Exercise aim:
Output the entries word for word. Omit images.

Stored data:
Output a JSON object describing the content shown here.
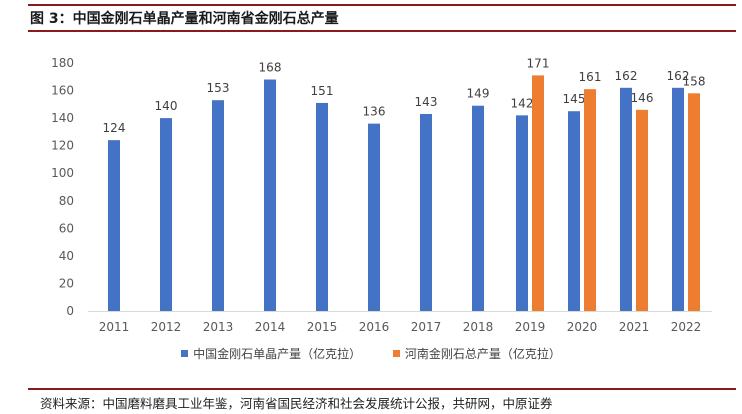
{
  "figure": {
    "title": "图 3：中国金刚石单晶产量和河南省金刚石总产量"
  },
  "chart_data": {
    "type": "bar",
    "categories": [
      "2011",
      "2012",
      "2013",
      "2014",
      "2015",
      "2016",
      "2017",
      "2018",
      "2019",
      "2020",
      "2021",
      "2022"
    ],
    "series": [
      {
        "name": "中国金刚石单晶产量（亿克拉）",
        "color": "#4472c4",
        "values": [
          124,
          140,
          153,
          168,
          151,
          136,
          143,
          149,
          142,
          145,
          162,
          162
        ]
      },
      {
        "name": "河南金刚石总产量（亿克拉）",
        "color": "#ed7d31",
        "values": [
          null,
          null,
          null,
          null,
          null,
          null,
          null,
          null,
          171,
          161,
          146,
          158
        ]
      }
    ],
    "ylim": [
      0,
      180
    ],
    "yticks": [
      0,
      20,
      40,
      60,
      80,
      100,
      120,
      140,
      160,
      180
    ],
    "grid": false,
    "legend": "bottom",
    "data_labels": true
  },
  "source": "资料来源：中国磨料磨具工业年鉴，河南省国民经济和社会发展统计公报，共研网，中原证券"
}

Answer to the problem:
Output a JSON object describing the content shown here.
{
  "figure": {
    "title": "图 3：中国金刚石单晶产量和河南省金刚石总产量"
  },
  "chart_data": {
    "type": "bar",
    "categories": [
      "2011",
      "2012",
      "2013",
      "2014",
      "2015",
      "2016",
      "2017",
      "2018",
      "2019",
      "2020",
      "2021",
      "2022"
    ],
    "series": [
      {
        "name": "中国金刚石单晶产量（亿克拉）",
        "color": "#4472c4",
        "values": [
          124,
          140,
          153,
          168,
          151,
          136,
          143,
          149,
          142,
          145,
          162,
          162
        ]
      },
      {
        "name": "河南金刚石总产量（亿克拉）",
        "color": "#ed7d31",
        "values": [
          null,
          null,
          null,
          null,
          null,
          null,
          null,
          null,
          171,
          161,
          146,
          158
        ]
      }
    ],
    "ylim": [
      0,
      180
    ],
    "yticks": [
      0,
      20,
      40,
      60,
      80,
      100,
      120,
      140,
      160,
      180
    ],
    "grid": false,
    "legend": "bottom",
    "data_labels": true
  },
  "source": "资料来源：中国磨料磨具工业年鉴，河南省国民经济和社会发展统计公报，共研网，中原证券"
}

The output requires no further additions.